** Start **
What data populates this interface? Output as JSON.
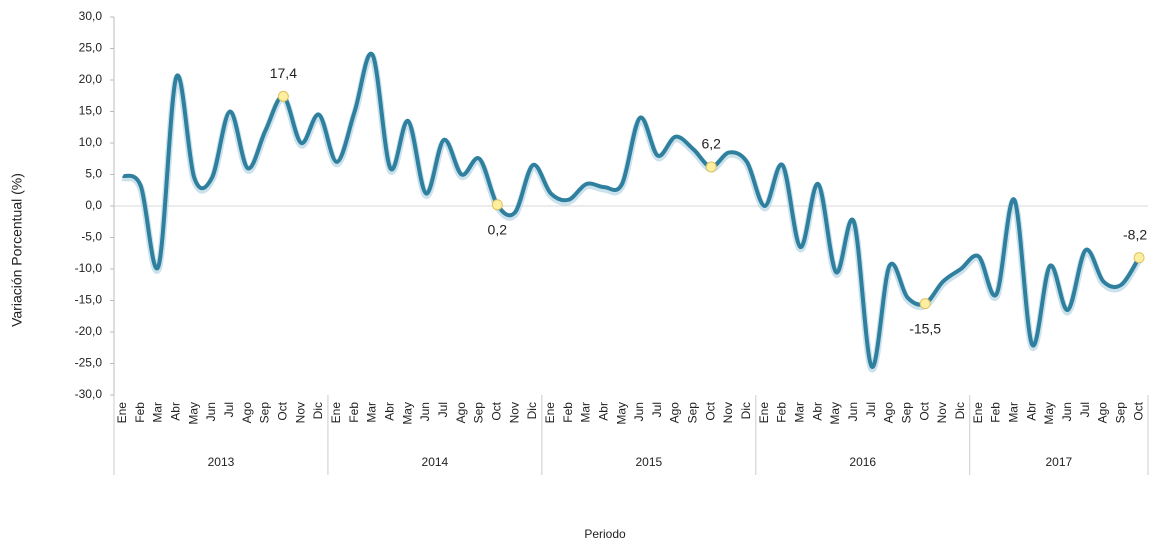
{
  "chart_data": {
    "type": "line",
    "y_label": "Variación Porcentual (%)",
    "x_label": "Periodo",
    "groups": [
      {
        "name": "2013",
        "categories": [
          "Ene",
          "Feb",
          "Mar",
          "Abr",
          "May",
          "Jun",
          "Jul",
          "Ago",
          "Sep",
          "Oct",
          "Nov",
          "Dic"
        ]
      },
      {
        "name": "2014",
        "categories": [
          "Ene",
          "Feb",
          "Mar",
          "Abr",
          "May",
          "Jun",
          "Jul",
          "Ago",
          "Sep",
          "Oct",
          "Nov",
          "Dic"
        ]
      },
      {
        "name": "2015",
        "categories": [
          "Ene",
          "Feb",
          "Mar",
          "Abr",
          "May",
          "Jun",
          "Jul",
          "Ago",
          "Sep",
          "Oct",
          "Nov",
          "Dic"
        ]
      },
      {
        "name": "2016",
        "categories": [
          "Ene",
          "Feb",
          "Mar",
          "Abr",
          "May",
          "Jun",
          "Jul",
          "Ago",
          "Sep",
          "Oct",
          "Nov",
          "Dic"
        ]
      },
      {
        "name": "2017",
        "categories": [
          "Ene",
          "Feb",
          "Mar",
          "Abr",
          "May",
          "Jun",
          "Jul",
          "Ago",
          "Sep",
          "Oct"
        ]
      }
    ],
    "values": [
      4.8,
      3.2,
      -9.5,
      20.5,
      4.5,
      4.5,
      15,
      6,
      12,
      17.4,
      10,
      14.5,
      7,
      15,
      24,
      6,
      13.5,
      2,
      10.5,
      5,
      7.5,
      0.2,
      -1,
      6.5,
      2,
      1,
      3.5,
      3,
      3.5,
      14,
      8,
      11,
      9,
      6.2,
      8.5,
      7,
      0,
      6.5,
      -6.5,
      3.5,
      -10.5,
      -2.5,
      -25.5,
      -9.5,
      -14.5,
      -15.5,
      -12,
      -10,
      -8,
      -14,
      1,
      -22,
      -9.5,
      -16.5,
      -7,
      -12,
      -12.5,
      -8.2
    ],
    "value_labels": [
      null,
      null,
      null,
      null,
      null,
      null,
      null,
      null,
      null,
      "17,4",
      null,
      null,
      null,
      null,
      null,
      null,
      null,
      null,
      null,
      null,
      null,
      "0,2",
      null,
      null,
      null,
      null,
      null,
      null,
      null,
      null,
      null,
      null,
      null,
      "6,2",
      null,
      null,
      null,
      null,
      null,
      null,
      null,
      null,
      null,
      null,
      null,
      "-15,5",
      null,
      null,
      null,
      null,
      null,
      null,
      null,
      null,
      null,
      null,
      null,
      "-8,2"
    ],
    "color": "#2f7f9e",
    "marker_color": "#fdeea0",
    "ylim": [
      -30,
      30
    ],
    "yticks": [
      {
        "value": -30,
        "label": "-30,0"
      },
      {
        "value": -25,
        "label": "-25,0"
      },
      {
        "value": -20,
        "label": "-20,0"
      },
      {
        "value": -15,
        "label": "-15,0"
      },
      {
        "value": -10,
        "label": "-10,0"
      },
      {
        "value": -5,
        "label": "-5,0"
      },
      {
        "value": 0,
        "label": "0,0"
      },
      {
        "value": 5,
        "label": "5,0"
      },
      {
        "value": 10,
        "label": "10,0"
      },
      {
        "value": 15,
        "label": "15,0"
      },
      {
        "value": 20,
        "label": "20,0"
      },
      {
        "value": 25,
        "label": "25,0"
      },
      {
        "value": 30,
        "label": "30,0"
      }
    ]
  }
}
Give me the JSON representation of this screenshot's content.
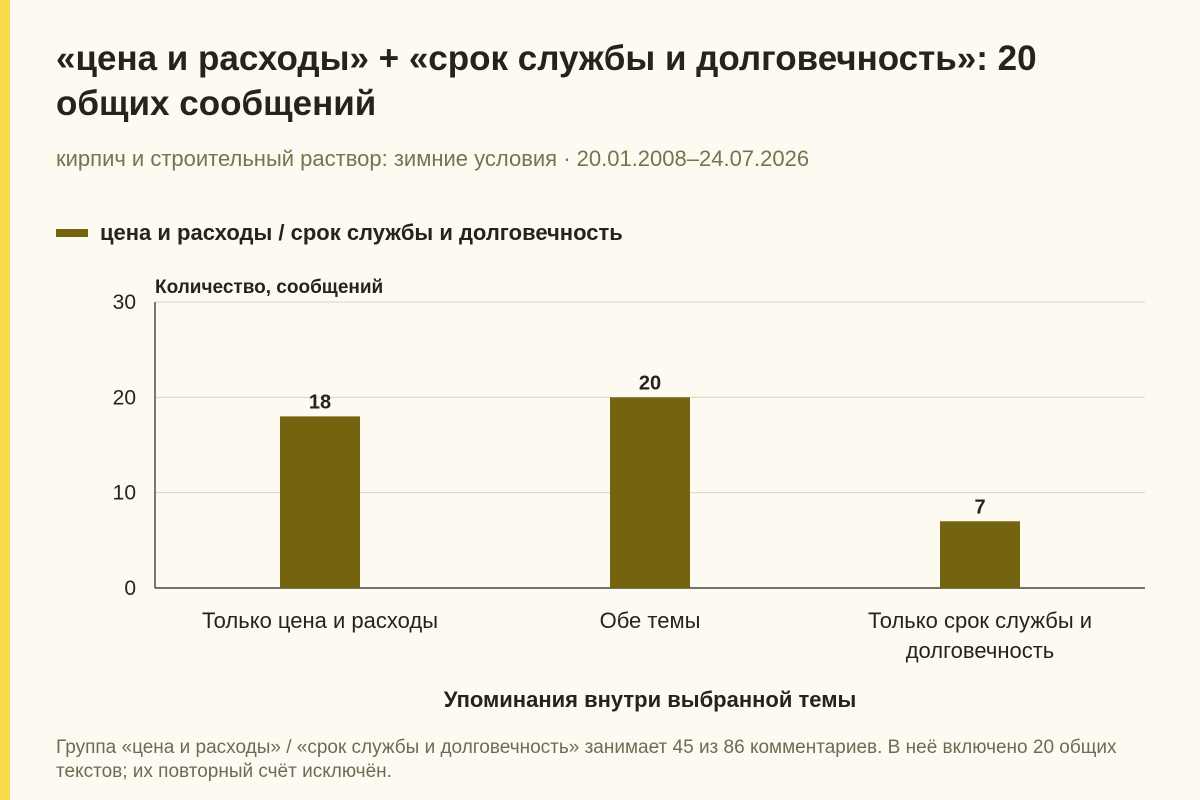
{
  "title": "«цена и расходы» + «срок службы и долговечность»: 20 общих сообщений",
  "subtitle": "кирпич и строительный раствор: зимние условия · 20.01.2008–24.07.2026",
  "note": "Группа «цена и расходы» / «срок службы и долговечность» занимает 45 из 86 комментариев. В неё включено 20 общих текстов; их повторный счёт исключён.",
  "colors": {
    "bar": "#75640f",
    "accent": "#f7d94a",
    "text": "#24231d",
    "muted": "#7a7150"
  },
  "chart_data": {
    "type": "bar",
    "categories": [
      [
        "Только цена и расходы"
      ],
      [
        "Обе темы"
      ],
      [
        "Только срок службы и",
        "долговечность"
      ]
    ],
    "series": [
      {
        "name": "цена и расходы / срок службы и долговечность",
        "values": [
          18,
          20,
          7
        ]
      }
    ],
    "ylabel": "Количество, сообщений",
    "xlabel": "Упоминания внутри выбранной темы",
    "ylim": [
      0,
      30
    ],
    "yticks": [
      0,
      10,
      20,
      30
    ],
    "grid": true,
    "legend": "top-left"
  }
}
** End **
## WHAT IS EXPECTED
Without the pictures, transcribe the listing above exactly.

## COMPLETED TASK
What data populates this interface? Output as JSON.
{
  "chart_data": {
    "type": "line",
    "y_label": "Variación Porcentual (%)",
    "x_label": "Periodo",
    "groups": [
      {
        "name": "2013",
        "categories": [
          "Ene",
          "Feb",
          "Mar",
          "Abr",
          "May",
          "Jun",
          "Jul",
          "Ago",
          "Sep",
          "Oct",
          "Nov",
          "Dic"
        ]
      },
      {
        "name": "2014",
        "categories": [
          "Ene",
          "Feb",
          "Mar",
          "Abr",
          "May",
          "Jun",
          "Jul",
          "Ago",
          "Sep",
          "Oct",
          "Nov",
          "Dic"
        ]
      },
      {
        "name": "2015",
        "categories": [
          "Ene",
          "Feb",
          "Mar",
          "Abr",
          "May",
          "Jun",
          "Jul",
          "Ago",
          "Sep",
          "Oct",
          "Nov",
          "Dic"
        ]
      },
      {
        "name": "2016",
        "categories": [
          "Ene",
          "Feb",
          "Mar",
          "Abr",
          "May",
          "Jun",
          "Jul",
          "Ago",
          "Sep",
          "Oct",
          "Nov",
          "Dic"
        ]
      },
      {
        "name": "2017",
        "categories": [
          "Ene",
          "Feb",
          "Mar",
          "Abr",
          "May",
          "Jun",
          "Jul",
          "Ago",
          "Sep",
          "Oct"
        ]
      }
    ],
    "values": [
      4.8,
      3.2,
      -9.5,
      20.5,
      4.5,
      4.5,
      15,
      6,
      12,
      17.4,
      10,
      14.5,
      7,
      15,
      24,
      6,
      13.5,
      2,
      10.5,
      5,
      7.5,
      0.2,
      -1,
      6.5,
      2,
      1,
      3.5,
      3,
      3.5,
      14,
      8,
      11,
      9,
      6.2,
      8.5,
      7,
      0,
      6.5,
      -6.5,
      3.5,
      -10.5,
      -2.5,
      -25.5,
      -9.5,
      -14.5,
      -15.5,
      -12,
      -10,
      -8,
      -14,
      1,
      -22,
      -9.5,
      -16.5,
      -7,
      -12,
      -12.5,
      -8.2
    ],
    "value_labels": [
      null,
      null,
      null,
      null,
      null,
      null,
      null,
      null,
      null,
      "17,4",
      null,
      null,
      null,
      null,
      null,
      null,
      null,
      null,
      null,
      null,
      null,
      "0,2",
      null,
      null,
      null,
      null,
      null,
      null,
      null,
      null,
      null,
      null,
      null,
      "6,2",
      null,
      null,
      null,
      null,
      null,
      null,
      null,
      null,
      null,
      null,
      null,
      "-15,5",
      null,
      null,
      null,
      null,
      null,
      null,
      null,
      null,
      null,
      null,
      null,
      "-8,2"
    ],
    "color": "#2f7f9e",
    "marker_color": "#fdeea0",
    "ylim": [
      -30,
      30
    ],
    "yticks": [
      {
        "value": -30,
        "label": "-30,0"
      },
      {
        "value": -25,
        "label": "-25,0"
      },
      {
        "value": -20,
        "label": "-20,0"
      },
      {
        "value": -15,
        "label": "-15,0"
      },
      {
        "value": -10,
        "label": "-10,0"
      },
      {
        "value": -5,
        "label": "-5,0"
      },
      {
        "value": 0,
        "label": "0,0"
      },
      {
        "value": 5,
        "label": "5,0"
      },
      {
        "value": 10,
        "label": "10,0"
      },
      {
        "value": 15,
        "label": "15,0"
      },
      {
        "value": 20,
        "label": "20,0"
      },
      {
        "value": 25,
        "label": "25,0"
      },
      {
        "value": 30,
        "label": "30,0"
      }
    ]
  }
}
Give me the JSON representation of this screenshot's content.
{
  "title": "«цена и расходы» + «срок службы и долговечность»: 20 общих сообщений",
  "subtitle": "кирпич и строительный раствор: зимние условия · 20.01.2008–24.07.2026",
  "note": "Группа «цена и расходы» / «срок службы и долговечность» занимает 45 из 86 комментариев. В неё включено 20 общих текстов; их повторный счёт исключён.",
  "colors": {
    "bar": "#75640f",
    "accent": "#f7d94a",
    "text": "#24231d",
    "muted": "#7a7150"
  },
  "chart_data": {
    "type": "bar",
    "categories": [
      [
        "Только цена и расходы"
      ],
      [
        "Обе темы"
      ],
      [
        "Только срок службы и",
        "долговечность"
      ]
    ],
    "series": [
      {
        "name": "цена и расходы / срок службы и долговечность",
        "values": [
          18,
          20,
          7
        ]
      }
    ],
    "ylabel": "Количество, сообщений",
    "xlabel": "Упоминания внутри выбранной темы",
    "ylim": [
      0,
      30
    ],
    "yticks": [
      0,
      10,
      20,
      30
    ],
    "grid": true,
    "legend": "top-left"
  }
}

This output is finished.